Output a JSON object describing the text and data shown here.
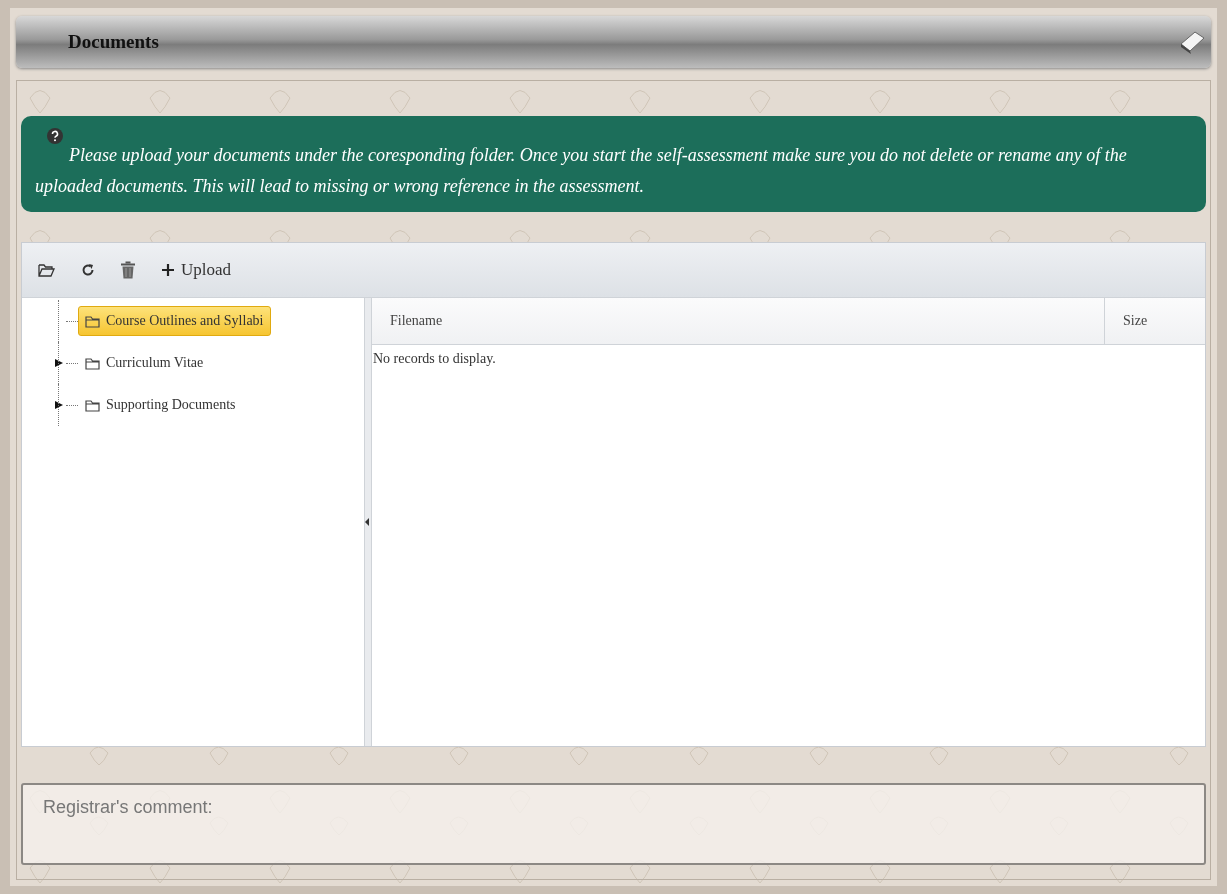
{
  "panel": {
    "title": "Documents"
  },
  "notice": {
    "text": "Please upload your documents under the coresponding folder. Once you start the self-assessment make sure you do not delete or rename any of the uploaded documents. This will lead to missing or wrong reference in the assessment."
  },
  "toolbar": {
    "upload_label": "Upload"
  },
  "tree": [
    {
      "label": "Course Outlines and Syllabi",
      "selected": true,
      "expandable": false
    },
    {
      "label": "Curriculum Vitae",
      "selected": false,
      "expandable": true
    },
    {
      "label": "Supporting Documents",
      "selected": false,
      "expandable": true
    }
  ],
  "grid": {
    "columns": [
      "Filename",
      "Size"
    ],
    "empty_message": "No records to display."
  },
  "comment": {
    "placeholder": "Registrar's comment:"
  }
}
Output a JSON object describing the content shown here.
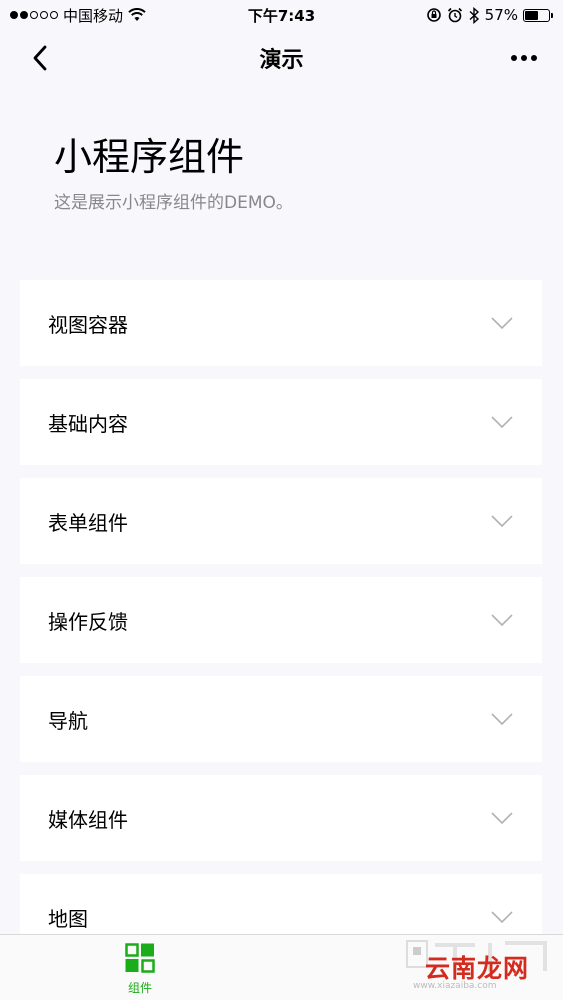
{
  "status_bar": {
    "carrier": "中国移动",
    "time": "下午7:43",
    "battery_percent": "57%",
    "battery_level": 0.57,
    "signal_strength": 2
  },
  "nav": {
    "title": "演示"
  },
  "header": {
    "title": "小程序组件",
    "description": "这是展示小程序组件的DEMO。"
  },
  "menu": {
    "items": [
      {
        "label": "视图容器"
      },
      {
        "label": "基础内容"
      },
      {
        "label": "表单组件"
      },
      {
        "label": "操作反馈"
      },
      {
        "label": "导航"
      },
      {
        "label": "媒体组件"
      },
      {
        "label": "地图"
      }
    ]
  },
  "tab_bar": {
    "items": [
      {
        "label": "组件",
        "active": true,
        "color": "#1aad19"
      }
    ]
  },
  "watermark": {
    "text": "云南龙网",
    "url": "www.xiazaiba.com"
  },
  "colors": {
    "accent": "#1aad19",
    "background": "#f8f7fb",
    "card": "#ffffff",
    "secondary_text": "#888888",
    "chevron": "#b2b2b2"
  }
}
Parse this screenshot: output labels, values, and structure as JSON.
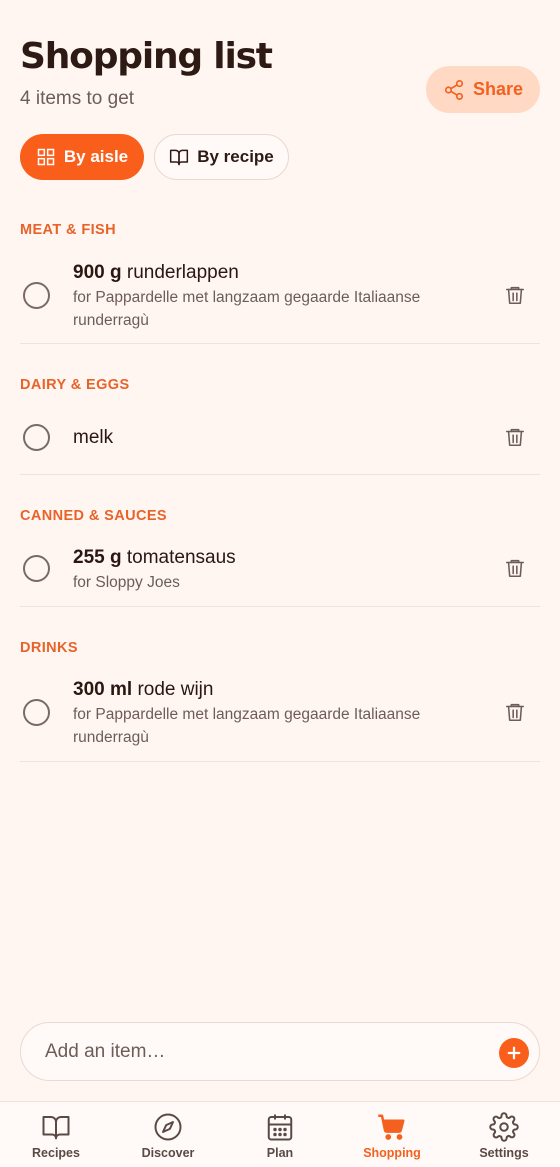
{
  "header": {
    "title": "Shopping list",
    "subtitle": "4 items to get",
    "share_label": "Share"
  },
  "view_toggle": {
    "options": [
      {
        "label": "By aisle",
        "icon": "grid-icon",
        "active": true
      },
      {
        "label": "By recipe",
        "icon": "book-open-icon",
        "active": false
      }
    ]
  },
  "sections": [
    {
      "label": "MEAT & FISH",
      "items": [
        {
          "qty": "900 g",
          "name": "runderlappen",
          "note": "for Pappardelle met langzaam gegaarde Italiaanse runderragù",
          "checked": false
        }
      ]
    },
    {
      "label": "DAIRY & EGGS",
      "items": [
        {
          "qty": "",
          "name": "melk",
          "note": "",
          "checked": false
        }
      ]
    },
    {
      "label": "CANNED & SAUCES",
      "items": [
        {
          "qty": "255 g",
          "name": "tomatensaus",
          "note": "for Sloppy Joes",
          "checked": false
        }
      ]
    },
    {
      "label": "DRINKS",
      "items": [
        {
          "qty": "300 ml",
          "name": "rode wijn",
          "note": "for Pappardelle met langzaam gegaarde Italiaanse runderragù",
          "checked": false
        }
      ]
    }
  ],
  "add_item": {
    "placeholder": "Add an item…"
  },
  "nav": {
    "items": [
      {
        "label": "Recipes",
        "icon": "book-icon",
        "active": false
      },
      {
        "label": "Discover",
        "icon": "compass-icon",
        "active": false
      },
      {
        "label": "Plan",
        "icon": "calendar-icon",
        "active": false
      },
      {
        "label": "Shopping",
        "icon": "cart-icon",
        "active": true
      },
      {
        "label": "Settings",
        "icon": "gear-icon",
        "active": false
      }
    ]
  },
  "colors": {
    "accent": "#fa5e1b",
    "section_label": "#e8632a",
    "background": "#fff6f1",
    "share_bg": "#ffd9c4"
  }
}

* Exercise description *
Strip out the pictures and quote the remaining data word for word.

* Result *
Output a JSON object describing the text and data shown here.
{
  "panel": {
    "title": "Documents"
  },
  "notice": {
    "text": "Please upload your documents under the coresponding folder. Once you start the self-assessment make sure you do not delete or rename any of the uploaded documents. This will lead to missing or wrong reference in the assessment."
  },
  "toolbar": {
    "upload_label": "Upload"
  },
  "tree": [
    {
      "label": "Course Outlines and Syllabi",
      "selected": true,
      "expandable": false
    },
    {
      "label": "Curriculum Vitae",
      "selected": false,
      "expandable": true
    },
    {
      "label": "Supporting Documents",
      "selected": false,
      "expandable": true
    }
  ],
  "grid": {
    "columns": [
      "Filename",
      "Size"
    ],
    "empty_message": "No records to display."
  },
  "comment": {
    "placeholder": "Registrar's comment:"
  }
}
Output a JSON object describing the content shown here.
{
  "status_bar": {
    "carrier": "中国移动",
    "time": "下午7:43",
    "battery_percent": "57%",
    "battery_level": 0.57,
    "signal_strength": 2
  },
  "nav": {
    "title": "演示"
  },
  "header": {
    "title": "小程序组件",
    "description": "这是展示小程序组件的DEMO。"
  },
  "menu": {
    "items": [
      {
        "label": "视图容器"
      },
      {
        "label": "基础内容"
      },
      {
        "label": "表单组件"
      },
      {
        "label": "操作反馈"
      },
      {
        "label": "导航"
      },
      {
        "label": "媒体组件"
      },
      {
        "label": "地图"
      }
    ]
  },
  "tab_bar": {
    "items": [
      {
        "label": "组件",
        "active": true,
        "color": "#1aad19"
      }
    ]
  },
  "watermark": {
    "text": "云南龙网",
    "url": "www.xiazaiba.com"
  },
  "colors": {
    "accent": "#1aad19",
    "background": "#f8f7fb",
    "card": "#ffffff",
    "secondary_text": "#888888",
    "chevron": "#b2b2b2"
  }
}
Parse this screenshot: output labels, values, and structure as JSON.
{
  "header": {
    "title": "Shopping list",
    "subtitle": "4 items to get",
    "share_label": "Share"
  },
  "view_toggle": {
    "options": [
      {
        "label": "By aisle",
        "icon": "grid-icon",
        "active": true
      },
      {
        "label": "By recipe",
        "icon": "book-open-icon",
        "active": false
      }
    ]
  },
  "sections": [
    {
      "label": "MEAT & FISH",
      "items": [
        {
          "qty": "900 g",
          "name": "runderlappen",
          "note": "for Pappardelle met langzaam gegaarde Italiaanse runderragù",
          "checked": false
        }
      ]
    },
    {
      "label": "DAIRY & EGGS",
      "items": [
        {
          "qty": "",
          "name": "melk",
          "note": "",
          "checked": false
        }
      ]
    },
    {
      "label": "CANNED & SAUCES",
      "items": [
        {
          "qty": "255 g",
          "name": "tomatensaus",
          "note": "for Sloppy Joes",
          "checked": false
        }
      ]
    },
    {
      "label": "DRINKS",
      "items": [
        {
          "qty": "300 ml",
          "name": "rode wijn",
          "note": "for Pappardelle met langzaam gegaarde Italiaanse runderragù",
          "checked": false
        }
      ]
    }
  ],
  "add_item": {
    "placeholder": "Add an item…"
  },
  "nav": {
    "items": [
      {
        "label": "Recipes",
        "icon": "book-icon",
        "active": false
      },
      {
        "label": "Discover",
        "icon": "compass-icon",
        "active": false
      },
      {
        "label": "Plan",
        "icon": "calendar-icon",
        "active": false
      },
      {
        "label": "Shopping",
        "icon": "cart-icon",
        "active": true
      },
      {
        "label": "Settings",
        "icon": "gear-icon",
        "active": false
      }
    ]
  },
  "colors": {
    "accent": "#fa5e1b",
    "section_label": "#e8632a",
    "background": "#fff6f1",
    "share_bg": "#ffd9c4"
  }
}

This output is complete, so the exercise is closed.